*Records from a collection:*

****************************************

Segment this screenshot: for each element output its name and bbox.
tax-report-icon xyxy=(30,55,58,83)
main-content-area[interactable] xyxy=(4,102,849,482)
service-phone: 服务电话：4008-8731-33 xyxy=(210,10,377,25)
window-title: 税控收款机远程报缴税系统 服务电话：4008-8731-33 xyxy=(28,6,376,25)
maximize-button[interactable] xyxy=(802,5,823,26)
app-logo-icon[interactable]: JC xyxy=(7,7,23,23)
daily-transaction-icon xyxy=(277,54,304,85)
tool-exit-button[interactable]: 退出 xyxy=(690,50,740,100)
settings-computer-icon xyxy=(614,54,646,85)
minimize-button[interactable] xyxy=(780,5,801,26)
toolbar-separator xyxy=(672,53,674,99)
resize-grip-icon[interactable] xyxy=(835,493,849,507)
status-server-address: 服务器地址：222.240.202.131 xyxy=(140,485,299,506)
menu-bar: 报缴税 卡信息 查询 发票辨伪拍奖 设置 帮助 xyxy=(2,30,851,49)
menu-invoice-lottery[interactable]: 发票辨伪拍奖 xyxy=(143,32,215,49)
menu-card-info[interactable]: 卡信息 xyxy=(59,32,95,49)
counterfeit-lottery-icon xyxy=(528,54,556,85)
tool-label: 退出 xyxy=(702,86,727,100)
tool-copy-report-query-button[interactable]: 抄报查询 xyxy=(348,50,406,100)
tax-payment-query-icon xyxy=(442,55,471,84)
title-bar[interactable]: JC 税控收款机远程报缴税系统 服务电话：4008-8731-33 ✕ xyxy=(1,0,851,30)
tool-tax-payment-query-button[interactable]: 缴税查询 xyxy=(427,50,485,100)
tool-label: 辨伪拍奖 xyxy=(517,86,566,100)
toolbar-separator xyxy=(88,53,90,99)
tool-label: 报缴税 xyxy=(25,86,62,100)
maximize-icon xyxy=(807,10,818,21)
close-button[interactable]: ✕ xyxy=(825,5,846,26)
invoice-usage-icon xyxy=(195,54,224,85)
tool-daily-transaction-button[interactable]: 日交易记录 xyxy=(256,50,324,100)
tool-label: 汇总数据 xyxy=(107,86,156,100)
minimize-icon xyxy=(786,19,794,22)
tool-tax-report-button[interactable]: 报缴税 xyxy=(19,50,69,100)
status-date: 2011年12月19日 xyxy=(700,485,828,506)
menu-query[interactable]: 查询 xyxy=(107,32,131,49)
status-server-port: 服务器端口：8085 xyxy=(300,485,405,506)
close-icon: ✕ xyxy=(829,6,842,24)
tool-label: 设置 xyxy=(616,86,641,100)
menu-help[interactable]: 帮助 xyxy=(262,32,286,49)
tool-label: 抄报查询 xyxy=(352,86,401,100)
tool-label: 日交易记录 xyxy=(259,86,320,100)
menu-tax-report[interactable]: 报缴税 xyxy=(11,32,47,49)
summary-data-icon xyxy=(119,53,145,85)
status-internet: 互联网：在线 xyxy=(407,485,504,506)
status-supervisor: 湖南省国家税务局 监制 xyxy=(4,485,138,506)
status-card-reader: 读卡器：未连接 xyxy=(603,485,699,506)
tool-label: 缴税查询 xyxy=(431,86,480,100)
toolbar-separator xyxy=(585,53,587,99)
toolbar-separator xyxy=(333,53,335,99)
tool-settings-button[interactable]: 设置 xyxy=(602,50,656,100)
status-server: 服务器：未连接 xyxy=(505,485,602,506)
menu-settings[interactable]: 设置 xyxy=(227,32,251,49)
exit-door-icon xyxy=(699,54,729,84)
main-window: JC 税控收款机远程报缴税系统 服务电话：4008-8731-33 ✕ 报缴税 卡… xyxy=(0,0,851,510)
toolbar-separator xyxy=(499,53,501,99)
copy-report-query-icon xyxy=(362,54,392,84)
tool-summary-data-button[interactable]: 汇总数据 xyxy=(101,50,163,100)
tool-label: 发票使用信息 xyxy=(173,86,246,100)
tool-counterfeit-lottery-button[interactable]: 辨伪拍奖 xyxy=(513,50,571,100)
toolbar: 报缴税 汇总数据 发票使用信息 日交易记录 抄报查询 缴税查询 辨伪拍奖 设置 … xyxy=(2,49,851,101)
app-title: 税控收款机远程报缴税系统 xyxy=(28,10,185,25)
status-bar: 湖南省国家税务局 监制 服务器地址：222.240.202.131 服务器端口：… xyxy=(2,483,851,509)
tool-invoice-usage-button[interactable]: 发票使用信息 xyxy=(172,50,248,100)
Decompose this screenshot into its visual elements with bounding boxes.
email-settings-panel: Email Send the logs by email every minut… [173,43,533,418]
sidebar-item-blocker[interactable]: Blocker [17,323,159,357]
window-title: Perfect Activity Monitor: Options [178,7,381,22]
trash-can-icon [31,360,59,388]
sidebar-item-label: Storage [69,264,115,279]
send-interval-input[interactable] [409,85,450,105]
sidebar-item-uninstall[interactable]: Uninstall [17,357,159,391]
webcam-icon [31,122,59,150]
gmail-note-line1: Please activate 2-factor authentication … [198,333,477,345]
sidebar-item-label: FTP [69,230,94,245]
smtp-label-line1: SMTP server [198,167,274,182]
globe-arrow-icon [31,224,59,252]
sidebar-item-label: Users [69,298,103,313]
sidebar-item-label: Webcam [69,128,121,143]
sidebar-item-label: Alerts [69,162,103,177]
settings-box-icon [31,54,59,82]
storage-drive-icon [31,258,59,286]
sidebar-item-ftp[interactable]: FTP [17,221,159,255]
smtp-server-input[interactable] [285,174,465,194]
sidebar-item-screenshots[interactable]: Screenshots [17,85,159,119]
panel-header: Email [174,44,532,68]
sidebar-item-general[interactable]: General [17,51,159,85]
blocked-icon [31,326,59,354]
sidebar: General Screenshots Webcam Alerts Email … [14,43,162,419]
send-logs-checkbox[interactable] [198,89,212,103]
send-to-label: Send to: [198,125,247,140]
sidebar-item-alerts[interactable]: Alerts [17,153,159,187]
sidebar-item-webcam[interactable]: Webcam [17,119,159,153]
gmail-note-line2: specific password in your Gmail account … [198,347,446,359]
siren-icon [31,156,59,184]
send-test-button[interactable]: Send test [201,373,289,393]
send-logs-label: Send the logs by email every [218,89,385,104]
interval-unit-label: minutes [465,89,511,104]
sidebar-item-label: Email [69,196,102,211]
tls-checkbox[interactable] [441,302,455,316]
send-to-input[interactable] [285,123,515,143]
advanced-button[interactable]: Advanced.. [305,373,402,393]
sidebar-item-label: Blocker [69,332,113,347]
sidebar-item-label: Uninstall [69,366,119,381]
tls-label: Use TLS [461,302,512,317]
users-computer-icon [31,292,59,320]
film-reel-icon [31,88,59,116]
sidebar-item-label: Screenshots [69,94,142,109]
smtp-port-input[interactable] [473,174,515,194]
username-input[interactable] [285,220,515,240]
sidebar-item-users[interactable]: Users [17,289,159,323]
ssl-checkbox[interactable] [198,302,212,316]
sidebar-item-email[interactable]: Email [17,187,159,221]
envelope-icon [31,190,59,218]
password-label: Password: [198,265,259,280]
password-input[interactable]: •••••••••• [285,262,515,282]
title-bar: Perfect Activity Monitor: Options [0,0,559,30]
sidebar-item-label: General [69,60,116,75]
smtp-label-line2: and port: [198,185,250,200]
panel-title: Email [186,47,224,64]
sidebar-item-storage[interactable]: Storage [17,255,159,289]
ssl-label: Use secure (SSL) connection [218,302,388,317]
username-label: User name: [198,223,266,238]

****************************************

*Exercise instructions:*
Format every line of the rows above as a JSON list of strings, one string per line, with blank lines omitted.

*The answer:*
[
  "Segment this screenshot: for each element output its name and bbox.",
  "tax-report-icon xyxy=(30,55,58,83)",
  "main-content-area[interactable] xyxy=(4,102,849,482)",
  "service-phone: 服务电话：4008-8731-33 xyxy=(210,10,377,25)",
  "window-title: 税控收款机远程报缴税系统 服务电话：4008-8731-33 xyxy=(28,6,376,25)",
  "maximize-button[interactable] xyxy=(802,5,823,26)",
  "app-logo-icon[interactable]: JC xyxy=(7,7,23,23)",
  "daily-transaction-icon xyxy=(277,54,304,85)",
  "tool-exit-button[interactable]: 退出 xyxy=(690,50,740,100)",
  "settings-computer-icon xyxy=(614,54,646,85)",
  "minimize-button[interactable] xyxy=(780,5,801,26)",
  "toolbar-separator xyxy=(672,53,674,99)",
  "resize-grip-icon[interactable] xyxy=(835,493,849,507)",
  "status-server-address: 服务器地址：222.240.202.131 xyxy=(140,485,299,506)",
  "menu-bar: 报缴税 卡信息 查询 发票辨伪拍奖 设置 帮助 xyxy=(2,30,851,49)",
  "menu-invoice-lottery[interactable]: 发票辨伪拍奖 xyxy=(143,32,215,49)",
  "menu-card-info[interactable]: 卡信息 xyxy=(59,32,95,49)",
  "counterfeit-lottery-icon xyxy=(528,54,556,85)",
  "tool-label: 退出 xyxy=(702,86,727,100)",
  "tool-copy-report-query-button[interactable]: 抄报查询 xyxy=(348,50,406,100)",
  "tax-payment-query-icon xyxy=(442,55,471,84)",
  "title-bar[interactable]: JC 税控收款机远程报缴税系统 服务电话：4008-8731-33 ✕ xyxy=(1,0,851,30)",
  "tool-tax-payment-query-button[interactable]: 缴税查询 xyxy=(427,50,485,100)",
  "tool-label: 辨伪拍奖 xyxy=(517,86,566,100)",
  "toolbar-separator xyxy=(88,53,90,99)",
  "tool-label: 报缴税 xyxy=(25,86,62,100)",
  "maximize-icon xyxy=(807,10,818,21)",
  "close-button[interactable]: ✕ xyxy=(825,5,846,26)",
  "invoice-usage-icon xyxy=(195,54,224,85)",
  "tool-daily-transaction-button[interactable]: 日交易记录 xyxy=(256,50,324,100)",
  "tool-label: 汇总数据 xyxy=(107,86,156,100)",
  "minimize-icon xyxy=(786,19,794,22)",
  "tool-tax-report-button[interactable]: 报缴税 xyxy=(19,50,69,100)",
  "status-date: 2011年12月19日 xyxy=(700,485,828,506)",
  "menu-query[interactable]: 查询 xyxy=(107,32,131,49)",
  "status-server-port: 服务器端口：8085 xyxy=(300,485,405,506)",
  "close-icon: ✕ xyxy=(829,6,842,24)",
  "tool-label: 设置 xyxy=(616,86,641,100)",
  "menu-help[interactable]: 帮助 xyxy=(262,32,286,49)",
  "tool-label: 抄报查询 xyxy=(352,86,401,100)",
  "tool-label: 日交易记录 xyxy=(259,86,320,100)",
  "menu-tax-report[interactable]: 报缴税 xyxy=(11,32,47,49)",
  "summary-data-icon xyxy=(119,53,145,85)",
  "status-internet: 互联网：在线 xyxy=(407,485,504,506)",
  "status-supervisor: 湖南省国家税务局 监制 xyxy=(4,485,138,506)",
  "status-card-reader: 读卡器：未连接 xyxy=(603,485,699,506)",
  "tool-label: 缴税查询 xyxy=(431,86,480,100)",
  "toolbar-separator xyxy=(585,53,587,99)",
  "toolbar-separator xyxy=(333,53,335,99)",
  "tool-settings-button[interactable]: 设置 xyxy=(602,50,656,100)",
  "status-server: 服务器：未连接 xyxy=(505,485,602,506)",
  "menu-settings[interactable]: 设置 xyxy=(227,32,251,49)",
  "exit-door-icon xyxy=(699,54,729,84)",
  "main-window: JC 税控收款机远程报缴税系统 服务电话：4008-8731-33 ✕ 报缴税 卡… xyxy=(0,0,851,510)",
  "toolbar-separator xyxy=(499,53,501,99)",
  "copy-report-query-icon xyxy=(362,54,392,84)",
  "tool-summary-data-button[interactable]: 汇总数据 xyxy=(101,50,163,100)",
  "tool-label: 发票使用信息 xyxy=(173,86,246,100)",
  "tool-counterfeit-lottery-button[interactable]: 辨伪拍奖 xyxy=(513,50,571,100)",
  "toolbar: 报缴税 汇总数据 发票使用信息 日交易记录 抄报查询 缴税查询 辨伪拍奖 设置 … xyxy=(2,49,851,101)",
  "app-title: 税控收款机远程报缴税系统 xyxy=(28,10,185,25)",
  "status-bar: 湖南省国家税务局 监制 服务器地址：222.240.202.131 服务器端口：… xyxy=(2,483,851,509)",
  "tool-invoice-usage-button[interactable]: 发票使用信息 xyxy=(172,50,248,100)",
  "Decompose this screenshot into its visual elements with bounding boxes.",
  "email-settings-panel: Email Send the logs by email every minut… [173,43,533,418]",
  "sidebar-item-blocker[interactable]: Blocker [17,323,159,357]",
  "window-title: Perfect Activity Monitor: Options [178,7,381,22]",
  "trash-can-icon [31,360,59,388]",
  "sidebar-item-label: Storage [69,264,115,279]",
  "send-interval-input[interactable] [409,85,450,105]",
  "sidebar-item-uninstall[interactable]: Uninstall [17,357,159,391]",
  "webcam-icon [31,122,59,150]",
  "gmail-note-line1: Please activate 2-factor authentication … [198,333,477,345]",
  "sidebar-item-label: FTP [69,230,94,245]",
  "smtp-label-line1: SMTP server [198,167,274,182]",
  "globe-arrow-icon [31,224,59,252]",
  "sidebar-item-label: Users [69,298,103,313]",
  "sidebar-item-label: Webcam [69,128,121,143]",
  "sidebar-item-label: Alerts [69,162,103,177]",
  "settings-box-icon [31,54,59,82]",
  "storage-drive-icon [31,258,59,286]",
  "sidebar-item-ftp[interactable]: FTP [17,221,159,255]",
  "smtp-server-input[interactable] [285,174,465,194]",
  "sidebar-item-screenshots[interactable]: Screenshots [17,85,159,119]",
  "panel-header: Email [174,44,532,68]",
  "sidebar-item-general[interactable]: General [17,51,159,85]",
  "blocked-icon [31,326,59,354]",
  "sidebar: General Screenshots Webcam Alerts Email … [14,43,162,419]",
  "send-logs-checkbox[interactable] [198,89,212,103]",
  "send-to-label: Send to: [198,125,247,140]",
  "sidebar-item-alerts[interactable]: Alerts [17,153,159,187]",
  "sidebar-item-webcam[interactable]: Webcam [17,119,159,153]",
  "gmail-note-line2: specific password in your Gmail account … [198,347,446,359]",
  "siren-icon [31,156,59,184]",
  "send-test-button[interactable]: Send test [201,373,289,393]",
  "send-logs-label: Send the logs by email every [218,89,385,104]",
  "interval-unit-label: minutes [465,89,511,104]",
  "sidebar-item-label: Email [69,196,102,211]",
  "tls-checkbox[interactable] [441,302,455,316]",
  "send-to-input[interactable] [285,123,515,143]",
  "advanced-button[interactable]: Advanced.. [305,373,402,393]",
  "sidebar-item-label: Blocker [69,332,113,347]",
  "sidebar-item-label: Uninstall [69,366,119,381]",
  "tls-label: Use TLS [461,302,512,317]",
  "users-computer-icon [31,292,59,320]",
  "film-reel-icon [31,88,59,116]",
  "sidebar-item-label: Screenshots [69,94,142,109]",
  "smtp-port-input[interactable] [473,174,515,194]",
  "username-input[interactable] [285,220,515,240]",
  "sidebar-item-users[interactable]: Users [17,289,159,323]",
  "ssl-checkbox[interactable] [198,302,212,316]",
  "sidebar-item-email[interactable]: Email [17,187,159,221]",
  "envelope-icon [31,190,59,218]",
  "password-label: Password: [198,265,259,280]",
  "password-input[interactable]: •••••••••• [285,262,515,282]",
  "title-bar: Perfect Activity Monitor: Options [0,0,559,30]",
  "sidebar-item-label: General [69,60,116,75]",
  "smtp-label-line2: and port: [198,185,250,200]",
  "panel-title: Email [186,47,224,64]",
  "sidebar-item-storage[interactable]: Storage [17,255,159,289]",
  "ssl-label: Use secure (SSL) connection [218,302,388,317]",
  "username-label: User name: [198,223,266,238]"
]